Document section ->
-----

Companies with AI chatbots love to highlight their capability as translators, but they still default to English, both in function and in the information they are trained on. With that in mind, Humain, an AI company in Saudi Arabia, has now launched an Arabic-native chatbot.
The bot, called Humain Chat, runs on the Allam large language model, according to Bloomberg, which the company claims was trained on “one of the largest Arabic datasets ever assembled” and is the “world’s most advanced Arabic-first AI model.” The company says that it is not only fluent in the Arabic language, but also in “Islamic culture, values and heritage.” (If you have religious concerns about using Humain Chat, consult your local Imam.) The chatbot, which will be made available as an app, will first be available only in Saudi Arabia and currently supports bilingual conversations in Arabic and English, supporting dialects including Egyptian and Lebanese. The plan is for the app to roll out across the Middle East and eventually go global, with the goal of serving the nearly 500 million Arabic-speaking people across the world.
Humain took on Allam and the chatbot project after it was started by the Saudi Data and Artificial Intelligence Authority, a government agency and tech regulator. For that reason, Bloomberg raises the possibility that Humain Chat may comply with censorship requests of the Saudi government and restrict the kind of information made available to users.
Which, yes, that seems unquestionably true. Saudi Arabia’s government regularly attempts to restrict the type of content made available to its populace. The country scored a 25 out of 100 on Freedom House’s 2024 “Freedom of the Net” report, attributed to its strict controls over online activity and restrictive speech laws that saw a women’s rights advocate jailed for more than a decade.

-----

Collected data
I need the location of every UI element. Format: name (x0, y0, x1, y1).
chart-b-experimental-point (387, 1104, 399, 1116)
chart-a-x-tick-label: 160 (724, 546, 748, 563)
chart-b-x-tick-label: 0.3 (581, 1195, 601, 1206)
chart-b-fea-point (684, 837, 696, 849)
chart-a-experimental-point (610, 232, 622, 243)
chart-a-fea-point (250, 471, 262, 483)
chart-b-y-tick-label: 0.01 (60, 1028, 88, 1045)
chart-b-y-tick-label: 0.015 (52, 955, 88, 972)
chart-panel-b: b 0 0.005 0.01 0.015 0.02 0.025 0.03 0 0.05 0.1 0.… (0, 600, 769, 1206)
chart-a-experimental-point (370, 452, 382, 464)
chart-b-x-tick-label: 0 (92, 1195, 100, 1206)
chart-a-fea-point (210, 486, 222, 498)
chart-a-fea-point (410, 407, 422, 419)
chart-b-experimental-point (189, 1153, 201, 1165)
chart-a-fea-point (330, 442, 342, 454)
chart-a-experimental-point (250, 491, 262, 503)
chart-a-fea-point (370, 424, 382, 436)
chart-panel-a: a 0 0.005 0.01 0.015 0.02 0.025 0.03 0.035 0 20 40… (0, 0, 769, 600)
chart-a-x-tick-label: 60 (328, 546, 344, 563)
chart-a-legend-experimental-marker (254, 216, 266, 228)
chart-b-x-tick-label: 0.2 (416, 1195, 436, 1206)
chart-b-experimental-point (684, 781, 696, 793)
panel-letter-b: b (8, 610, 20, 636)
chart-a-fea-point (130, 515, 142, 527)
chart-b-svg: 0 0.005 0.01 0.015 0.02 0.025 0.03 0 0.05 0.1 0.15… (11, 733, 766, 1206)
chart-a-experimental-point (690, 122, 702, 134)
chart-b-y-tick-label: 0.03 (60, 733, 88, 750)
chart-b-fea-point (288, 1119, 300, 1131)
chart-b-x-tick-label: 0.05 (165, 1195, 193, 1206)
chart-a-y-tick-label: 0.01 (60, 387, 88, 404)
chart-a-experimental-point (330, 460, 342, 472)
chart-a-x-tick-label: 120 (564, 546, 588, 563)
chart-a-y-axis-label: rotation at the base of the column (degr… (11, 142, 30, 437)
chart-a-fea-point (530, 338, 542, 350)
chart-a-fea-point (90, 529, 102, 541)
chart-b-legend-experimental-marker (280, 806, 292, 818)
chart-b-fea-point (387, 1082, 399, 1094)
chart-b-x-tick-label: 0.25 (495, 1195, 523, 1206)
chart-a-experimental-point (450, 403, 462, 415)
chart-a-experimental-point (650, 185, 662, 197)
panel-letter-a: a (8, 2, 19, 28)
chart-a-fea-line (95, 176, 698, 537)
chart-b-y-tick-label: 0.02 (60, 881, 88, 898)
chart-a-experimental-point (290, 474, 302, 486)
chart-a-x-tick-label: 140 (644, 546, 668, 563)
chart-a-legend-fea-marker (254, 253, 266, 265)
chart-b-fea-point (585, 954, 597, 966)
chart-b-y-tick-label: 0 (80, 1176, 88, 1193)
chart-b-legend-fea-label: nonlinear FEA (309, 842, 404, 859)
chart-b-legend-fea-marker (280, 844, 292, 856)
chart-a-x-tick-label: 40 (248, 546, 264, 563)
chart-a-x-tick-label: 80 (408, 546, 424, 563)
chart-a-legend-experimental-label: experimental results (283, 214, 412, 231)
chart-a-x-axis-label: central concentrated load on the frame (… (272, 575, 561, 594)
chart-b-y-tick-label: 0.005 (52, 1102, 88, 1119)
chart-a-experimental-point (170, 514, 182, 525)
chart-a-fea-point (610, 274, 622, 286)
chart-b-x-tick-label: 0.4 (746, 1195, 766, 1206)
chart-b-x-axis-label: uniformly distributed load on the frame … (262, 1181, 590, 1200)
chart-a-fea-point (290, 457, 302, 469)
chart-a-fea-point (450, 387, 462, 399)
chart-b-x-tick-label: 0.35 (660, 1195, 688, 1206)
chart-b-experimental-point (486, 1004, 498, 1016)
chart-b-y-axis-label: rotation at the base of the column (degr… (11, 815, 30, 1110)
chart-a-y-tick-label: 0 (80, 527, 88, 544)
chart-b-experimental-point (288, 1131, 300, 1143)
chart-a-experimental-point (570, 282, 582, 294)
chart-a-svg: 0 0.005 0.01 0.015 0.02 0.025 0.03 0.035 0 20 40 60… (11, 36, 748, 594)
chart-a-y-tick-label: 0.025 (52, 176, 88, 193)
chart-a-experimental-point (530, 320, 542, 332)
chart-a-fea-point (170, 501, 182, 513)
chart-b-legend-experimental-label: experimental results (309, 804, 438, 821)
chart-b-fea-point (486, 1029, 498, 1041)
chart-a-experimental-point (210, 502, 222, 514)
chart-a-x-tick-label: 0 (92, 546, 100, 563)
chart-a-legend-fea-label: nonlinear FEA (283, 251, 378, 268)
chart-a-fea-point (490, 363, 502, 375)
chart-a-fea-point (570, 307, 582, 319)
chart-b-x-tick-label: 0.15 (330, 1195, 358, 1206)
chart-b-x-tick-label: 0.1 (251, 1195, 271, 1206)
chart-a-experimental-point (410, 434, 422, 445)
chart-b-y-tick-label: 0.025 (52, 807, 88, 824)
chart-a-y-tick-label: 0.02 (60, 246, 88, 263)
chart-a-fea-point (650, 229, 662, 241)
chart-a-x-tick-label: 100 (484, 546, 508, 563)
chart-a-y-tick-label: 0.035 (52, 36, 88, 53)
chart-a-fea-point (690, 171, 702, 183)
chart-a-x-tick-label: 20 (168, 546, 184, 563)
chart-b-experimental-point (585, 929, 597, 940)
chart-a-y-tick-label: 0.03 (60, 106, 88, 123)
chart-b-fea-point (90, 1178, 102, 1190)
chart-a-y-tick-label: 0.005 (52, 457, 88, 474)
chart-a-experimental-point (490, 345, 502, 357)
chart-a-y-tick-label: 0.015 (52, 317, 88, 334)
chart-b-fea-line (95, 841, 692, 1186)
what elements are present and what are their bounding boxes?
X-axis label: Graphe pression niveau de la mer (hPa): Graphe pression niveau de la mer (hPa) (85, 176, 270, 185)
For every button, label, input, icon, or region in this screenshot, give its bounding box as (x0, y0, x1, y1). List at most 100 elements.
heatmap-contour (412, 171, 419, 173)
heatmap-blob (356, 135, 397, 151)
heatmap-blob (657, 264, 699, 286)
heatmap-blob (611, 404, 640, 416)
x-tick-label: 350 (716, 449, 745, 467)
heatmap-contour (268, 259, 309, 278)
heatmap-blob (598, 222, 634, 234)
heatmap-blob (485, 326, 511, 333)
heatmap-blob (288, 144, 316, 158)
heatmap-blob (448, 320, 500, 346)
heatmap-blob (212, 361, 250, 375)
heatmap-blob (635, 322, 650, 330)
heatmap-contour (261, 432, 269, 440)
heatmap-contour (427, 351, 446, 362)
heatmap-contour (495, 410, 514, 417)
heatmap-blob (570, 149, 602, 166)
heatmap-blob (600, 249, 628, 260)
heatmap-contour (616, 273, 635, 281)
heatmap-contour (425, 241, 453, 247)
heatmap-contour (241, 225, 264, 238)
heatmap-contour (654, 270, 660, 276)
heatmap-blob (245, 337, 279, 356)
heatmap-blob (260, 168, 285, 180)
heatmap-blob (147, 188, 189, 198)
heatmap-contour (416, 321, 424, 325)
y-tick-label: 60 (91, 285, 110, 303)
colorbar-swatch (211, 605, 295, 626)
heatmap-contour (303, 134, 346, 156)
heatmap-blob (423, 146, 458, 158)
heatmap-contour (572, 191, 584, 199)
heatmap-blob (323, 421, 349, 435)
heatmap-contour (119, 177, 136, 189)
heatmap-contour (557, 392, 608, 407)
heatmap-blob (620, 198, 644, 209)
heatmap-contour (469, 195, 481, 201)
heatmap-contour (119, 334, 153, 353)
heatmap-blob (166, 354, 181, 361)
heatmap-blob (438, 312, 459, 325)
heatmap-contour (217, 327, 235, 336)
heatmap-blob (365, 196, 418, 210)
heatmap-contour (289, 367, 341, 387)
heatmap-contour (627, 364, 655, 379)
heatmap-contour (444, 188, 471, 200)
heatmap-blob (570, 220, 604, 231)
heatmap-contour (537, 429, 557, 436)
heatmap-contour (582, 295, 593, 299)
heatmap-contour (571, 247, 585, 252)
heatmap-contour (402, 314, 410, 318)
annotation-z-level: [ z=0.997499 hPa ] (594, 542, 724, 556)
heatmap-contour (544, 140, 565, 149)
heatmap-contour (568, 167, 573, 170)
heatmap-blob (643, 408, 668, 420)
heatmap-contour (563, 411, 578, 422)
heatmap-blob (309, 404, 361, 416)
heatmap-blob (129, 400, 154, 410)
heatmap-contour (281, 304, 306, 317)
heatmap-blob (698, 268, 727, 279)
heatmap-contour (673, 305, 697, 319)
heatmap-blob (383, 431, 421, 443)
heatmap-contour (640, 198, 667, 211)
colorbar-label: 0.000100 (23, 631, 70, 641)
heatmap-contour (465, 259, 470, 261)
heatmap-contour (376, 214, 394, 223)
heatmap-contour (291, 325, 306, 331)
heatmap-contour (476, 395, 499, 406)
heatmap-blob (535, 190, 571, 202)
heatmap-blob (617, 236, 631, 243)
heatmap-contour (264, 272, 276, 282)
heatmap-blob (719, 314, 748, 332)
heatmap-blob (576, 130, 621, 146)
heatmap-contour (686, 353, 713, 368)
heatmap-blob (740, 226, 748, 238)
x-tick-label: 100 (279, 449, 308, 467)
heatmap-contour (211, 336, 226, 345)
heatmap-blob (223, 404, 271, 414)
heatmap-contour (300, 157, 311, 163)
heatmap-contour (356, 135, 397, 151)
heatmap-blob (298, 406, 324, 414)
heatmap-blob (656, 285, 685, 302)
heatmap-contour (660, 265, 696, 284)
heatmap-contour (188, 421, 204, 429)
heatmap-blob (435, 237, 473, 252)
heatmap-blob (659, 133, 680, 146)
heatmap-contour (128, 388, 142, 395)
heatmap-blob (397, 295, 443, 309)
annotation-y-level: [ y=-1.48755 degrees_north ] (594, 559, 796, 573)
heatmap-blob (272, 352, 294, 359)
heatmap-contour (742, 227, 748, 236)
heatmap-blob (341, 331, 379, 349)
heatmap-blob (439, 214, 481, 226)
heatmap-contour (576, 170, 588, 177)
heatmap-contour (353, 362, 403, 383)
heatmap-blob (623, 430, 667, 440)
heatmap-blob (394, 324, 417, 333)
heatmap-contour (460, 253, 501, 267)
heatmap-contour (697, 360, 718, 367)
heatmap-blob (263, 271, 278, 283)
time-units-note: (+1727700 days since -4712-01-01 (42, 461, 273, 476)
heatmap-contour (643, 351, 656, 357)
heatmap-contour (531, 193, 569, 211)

-----

Prompt 1 -> List every phrase that the Humain Chat article places in quotation marks.
Prompt 2 ->
Answer these questions from the Humain Chat article:
(a) Which large language model does Humain Chat run on?
(b) Which government agency started the chatbot project before Humain took it on?
(c) What score did Saudi Arabia receive on Freedom House's 2024 "Freedom of the Net" report?
Prompt 3 -> Resume the Humain Chat article after its last sentence.
This collected data is separate from the article on Humain Chat.

Answer area 1 ->
- "one of the largest Arabic datasets ever assembled"
- "world's most advanced Arabic-first AI model"
- "Islamic culture, values and heritage"
- "Freedom of the Net"

Answer area 2 ->
(a) Allam
(b) The Saudi Data and Artificial Intelligence Authority
(c) 25 out of 100

Answer area 3 ->
But we also should probably start explicitly framing American AI tools this way, too. Within its support documents, OpenAI explicitly states that ChatGPT is “skewed towards Western views.” Hell, you can watch Elon Musk try to fine-tune the ideology of xAI’s Grok in real time as he responds to Twitter users who think the chatbot is too woke—an effort that, at one point, led to Grok referring to itself as “MechaHitler.”
There’s certainly a difference between corporate and government control (though, increasingly, it’s worth asking if there actually is that big of a difference), but earlier this year, the Trump administration set out plans to regulate the kinds of things large language models are allowed to output if the companies that make them want federal contracts. That includes requirements to “reject radical climate dogma” and be free from “ideological biases” like “diversity, equity, and inclusion.” It’s not force, but it is coercion—and given that OpenAI, Anthropic, and Google have all given their chatbots to the government for basically nothing, it seems like they are more than happy to be coerced.